- [Instructions to follow] Copy every line of the data exactly, leaving nothing out.
★ ★ ★ ★ ★
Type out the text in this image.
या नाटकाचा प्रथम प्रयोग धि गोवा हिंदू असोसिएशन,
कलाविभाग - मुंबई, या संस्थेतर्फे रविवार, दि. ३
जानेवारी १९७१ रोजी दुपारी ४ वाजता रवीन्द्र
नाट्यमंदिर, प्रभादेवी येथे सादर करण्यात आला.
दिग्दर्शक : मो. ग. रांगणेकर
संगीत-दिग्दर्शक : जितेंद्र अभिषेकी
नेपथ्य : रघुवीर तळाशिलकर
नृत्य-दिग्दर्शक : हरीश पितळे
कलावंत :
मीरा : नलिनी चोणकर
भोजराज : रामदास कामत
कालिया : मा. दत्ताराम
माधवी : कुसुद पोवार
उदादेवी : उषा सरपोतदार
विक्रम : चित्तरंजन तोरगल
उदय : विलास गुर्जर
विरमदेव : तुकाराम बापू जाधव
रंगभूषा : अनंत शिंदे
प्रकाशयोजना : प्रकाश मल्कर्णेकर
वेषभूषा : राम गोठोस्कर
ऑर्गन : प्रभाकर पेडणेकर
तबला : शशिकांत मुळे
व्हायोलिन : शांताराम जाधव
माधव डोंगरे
★ ★ ★ ★ ★
- [Correct answer]
Type out the text in this image.
या नाटकाचा प्रथम प्रयोग धि गोवा हिंदू असोसिएशन,
कलाविभाग - मुंबई, या संस्थेतर्फे रविवार, दि. ३
जानेवारी १९७१ रोजी दुपारी ४ वाजता रवीन्द्र
नाट्यमंदिर, प्रभादेवी येथे सादर करण्यात आला.
दिग्दर्शक : मो. ग. रांगणेकर
संगीत-दिग्दर्शक : जितेंद्र अभिषेकी
नेपथ्य : रघुवीर तळाशिलकर
नृत्य-दिग्दर्शक : हरीश पितळे
कलावंत :
मीरा : नलिनी चोणकर
भोजराज : रामदास कामत
कालिया : मा. दत्ताराम
माधवी : कुसुद पोवार
उदादेवी : उषा सरपोतदार
विक्रम : चित्तरंजन तोरगल
उदय : विलास गुर्जर
विरमदेव : तुकाराम बापू जाधव
रंगभूषा : अनंत शिंदे
प्रकाशयोजना : प्रकाश मल्कर्णेकर
वेषभूषा : राम गोठोस्कर
ऑर्गन : प्रभाकर पेडणेकर
तबला : शशिकांत मुळे
व्हायोलिन : शांताराम जाधव
माधव डोंगरे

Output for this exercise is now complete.